Task: Transcribe the full listing below exactly.

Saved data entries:
******

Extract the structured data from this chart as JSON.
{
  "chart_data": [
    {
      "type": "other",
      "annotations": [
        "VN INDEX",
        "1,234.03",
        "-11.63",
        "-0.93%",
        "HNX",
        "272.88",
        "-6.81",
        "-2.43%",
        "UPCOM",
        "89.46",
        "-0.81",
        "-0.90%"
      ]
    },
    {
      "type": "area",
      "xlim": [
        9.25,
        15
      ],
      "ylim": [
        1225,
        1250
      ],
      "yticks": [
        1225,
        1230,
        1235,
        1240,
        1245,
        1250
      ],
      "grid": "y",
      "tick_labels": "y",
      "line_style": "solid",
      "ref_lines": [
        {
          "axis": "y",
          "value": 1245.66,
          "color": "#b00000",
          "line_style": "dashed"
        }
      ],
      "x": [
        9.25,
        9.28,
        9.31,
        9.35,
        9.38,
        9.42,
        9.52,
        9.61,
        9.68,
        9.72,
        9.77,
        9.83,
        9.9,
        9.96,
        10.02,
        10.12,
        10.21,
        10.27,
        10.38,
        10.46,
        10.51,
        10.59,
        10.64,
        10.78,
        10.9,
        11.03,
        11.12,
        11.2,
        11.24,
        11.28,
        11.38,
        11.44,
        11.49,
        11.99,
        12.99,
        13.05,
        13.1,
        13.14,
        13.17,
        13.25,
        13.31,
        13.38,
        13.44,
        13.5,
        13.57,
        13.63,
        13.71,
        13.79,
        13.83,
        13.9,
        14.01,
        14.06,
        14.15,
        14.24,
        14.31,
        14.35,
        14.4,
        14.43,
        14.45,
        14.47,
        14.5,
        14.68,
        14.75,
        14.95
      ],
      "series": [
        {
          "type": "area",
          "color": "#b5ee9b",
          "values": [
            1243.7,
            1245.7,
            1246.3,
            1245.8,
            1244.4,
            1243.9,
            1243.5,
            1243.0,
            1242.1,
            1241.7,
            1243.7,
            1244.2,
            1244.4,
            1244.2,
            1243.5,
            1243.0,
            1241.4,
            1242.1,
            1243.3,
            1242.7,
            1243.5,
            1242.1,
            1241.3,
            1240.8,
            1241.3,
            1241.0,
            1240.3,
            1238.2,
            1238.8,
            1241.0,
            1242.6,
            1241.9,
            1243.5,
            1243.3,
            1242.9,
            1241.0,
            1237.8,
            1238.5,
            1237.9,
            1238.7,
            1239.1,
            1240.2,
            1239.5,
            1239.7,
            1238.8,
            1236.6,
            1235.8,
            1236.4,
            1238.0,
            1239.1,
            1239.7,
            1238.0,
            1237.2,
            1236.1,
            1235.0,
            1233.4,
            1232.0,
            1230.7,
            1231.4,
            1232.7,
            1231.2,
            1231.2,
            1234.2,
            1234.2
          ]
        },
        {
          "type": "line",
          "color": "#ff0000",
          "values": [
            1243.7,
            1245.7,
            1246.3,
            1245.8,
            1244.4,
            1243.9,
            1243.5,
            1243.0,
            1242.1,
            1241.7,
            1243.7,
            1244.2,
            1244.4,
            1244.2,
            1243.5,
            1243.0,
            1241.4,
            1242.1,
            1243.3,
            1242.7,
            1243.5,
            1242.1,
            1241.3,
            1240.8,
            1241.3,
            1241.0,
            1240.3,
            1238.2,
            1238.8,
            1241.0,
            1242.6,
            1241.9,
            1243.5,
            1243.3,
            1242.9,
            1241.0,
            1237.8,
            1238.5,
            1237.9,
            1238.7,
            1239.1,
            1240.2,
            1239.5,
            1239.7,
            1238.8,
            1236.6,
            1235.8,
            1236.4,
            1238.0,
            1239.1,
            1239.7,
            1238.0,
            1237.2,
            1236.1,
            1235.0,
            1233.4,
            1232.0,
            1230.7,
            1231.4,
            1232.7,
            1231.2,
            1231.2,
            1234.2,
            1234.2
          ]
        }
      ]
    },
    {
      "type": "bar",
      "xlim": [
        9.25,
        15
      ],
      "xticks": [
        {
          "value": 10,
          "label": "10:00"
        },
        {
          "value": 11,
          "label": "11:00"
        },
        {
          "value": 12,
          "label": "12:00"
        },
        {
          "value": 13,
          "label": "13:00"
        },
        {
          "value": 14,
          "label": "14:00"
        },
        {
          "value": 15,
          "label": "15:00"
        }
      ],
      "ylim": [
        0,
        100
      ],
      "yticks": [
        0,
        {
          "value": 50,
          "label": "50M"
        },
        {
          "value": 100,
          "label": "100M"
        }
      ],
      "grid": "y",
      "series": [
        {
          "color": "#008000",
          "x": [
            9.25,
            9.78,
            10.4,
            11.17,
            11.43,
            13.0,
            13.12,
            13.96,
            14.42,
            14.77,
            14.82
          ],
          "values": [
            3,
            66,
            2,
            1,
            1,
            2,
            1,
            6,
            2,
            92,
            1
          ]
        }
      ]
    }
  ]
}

******

Exercise output:
Extract the structured data from this chart as JSON.
{
  "chart_data": [
    {
      "type": "other",
      "annotations": [
        "VN INDEX",
        "1,234.03",
        "-11.63",
        "-0.93%",
        "HNX",
        "272.88",
        "-6.81",
        "-2.43%",
        "UPCOM",
        "89.46",
        "-0.81",
        "-0.90%"
      ]
    },
    {
      "type": "area",
      "xlim": [
        9.25,
        15
      ],
      "ylim": [
        1225,
        1250
      ],
      "yticks": [
        1225,
        1230,
        1235,
        1240,
        1245,
        1250
      ],
      "grid": "y",
      "tick_labels": "y",
      "line_style": "solid",
      "ref_lines": [
        {
          "axis": "y",
          "value": 1245.66,
          "color": "#b00000",
          "line_style": "dashed"
        }
      ],
      "x": [
        9.25,
        9.28,
        9.31,
        9.35,
        9.38,
        9.42,
        9.52,
        9.61,
        9.68,
        9.72,
        9.77,
        9.83,
        9.9,
        9.96,
        10.02,
        10.12,
        10.21,
        10.27,
        10.38,
        10.46,
        10.51,
        10.59,
        10.64,
        10.78,
        10.9,
        11.03,
        11.12,
        11.2,
        11.24,
        11.28,
        11.38,
        11.44,
        11.49,
        11.99,
        12.99,
        13.05,
        13.1,
        13.14,
        13.17,
        13.25,
        13.31,
        13.38,
        13.44,
        13.5,
        13.57,
        13.63,
        13.71,
        13.79,
        13.83,
        13.9,
        14.01,
        14.06,
        14.15,
        14.24,
        14.31,
        14.35,
        14.4,
        14.43,
        14.45,
        14.47,
        14.5,
        14.68,
        14.75,
        14.95
      ],
      "series": [
        {
          "type": "area",
          "color": "#b5ee9b",
          "values": [
            1243.7,
            1245.7,
            1246.3,
            1245.8,
            1244.4,
            1243.9,
            1243.5,
            1243.0,
            1242.1,
            1241.7,
            1243.7,
            1244.2,
            1244.4,
            1244.2,
            1243.5,
            1243.0,
            1241.4,
            1242.1,
            1243.3,
            1242.7,
            1243.5,
            1242.1,
            1241.3,
            1240.8,
            1241.3,
            1241.0,
            1240.3,
            1238.2,
            1238.8,
            1241.0,
            1242.6,
            1241.9,
            1243.5,
            1243.3,
            1242.9,
            1241.0,
            1237.8,
            1238.5,
            1237.9,
            1238.7,
            1239.1,
            1240.2,
            1239.5,
            1239.7,
            1238.8,
            1236.6,
            1235.8,
            1236.4,
            1238.0,
            1239.1,
            1239.7,
            1238.0,
            1237.2,
            1236.1,
            1235.0,
            1233.4,
            1232.0,
            1230.7,
            1231.4,
            1232.7,
            1231.2,
            1231.2,
            1234.2,
            1234.2
          ]
        },
        {
          "type": "line",
          "color": "#ff0000",
          "values": [
            1243.7,
            1245.7,
            1246.3,
            1245.8,
            1244.4,
            1243.9,
            1243.5,
            1243.0,
            1242.1,
            1241.7,
            1243.7,
            1244.2,
            1244.4,
            1244.2,
            1243.5,
            1243.0,
            1241.4,
            1242.1,
            1243.3,
            1242.7,
            1243.5,
            1242.1,
            1241.3,
            1240.8,
            1241.3,
            1241.0,
            1240.3,
            1238.2,
            1238.8,
            1241.0,
            1242.6,
            1241.9,
            1243.5,
            1243.3,
            1242.9,
            1241.0,
            1237.8,
            1238.5,
            1237.9,
            1238.7,
            1239.1,
            1240.2,
            1239.5,
            1239.7,
            1238.8,
            1236.6,
            1235.8,
            1236.4,
            1238.0,
            1239.1,
            1239.7,
            1238.0,
            1237.2,
            1236.1,
            1235.0,
            1233.4,
            1232.0,
            1230.7,
            1231.4,
            1232.7,
            1231.2,
            1231.2,
            1234.2,
            1234.2
          ]
        }
      ]
    },
    {
      "type": "bar",
      "xlim": [
        9.25,
        15
      ],
      "xticks": [
        {
          "value": 10,
          "label": "10:00"
        },
        {
          "value": 11,
          "label": "11:00"
        },
        {
          "value": 12,
          "label": "12:00"
        },
        {
          "value": 13,
          "label": "13:00"
        },
        {
          "value": 14,
          "label": "14:00"
        },
        {
          "value": 15,
          "label": "15:00"
        }
      ],
      "ylim": [
        0,
        100
      ],
      "yticks": [
        0,
        {
          "value": 50,
          "label": "50M"
        },
        {
          "value": 100,
          "label": "100M"
        }
      ],
      "grid": "y",
      "series": [
        {
          "color": "#008000",
          "x": [
            9.25,
            9.78,
            10.4,
            11.17,
            11.43,
            13.0,
            13.12,
            13.96,
            14.42,
            14.77,
            14.82
          ],
          "values": [
            3,
            66,
            2,
            1,
            1,
            2,
            1,
            6,
            2,
            92,
            1
          ]
        }
      ]
    }
  ]
}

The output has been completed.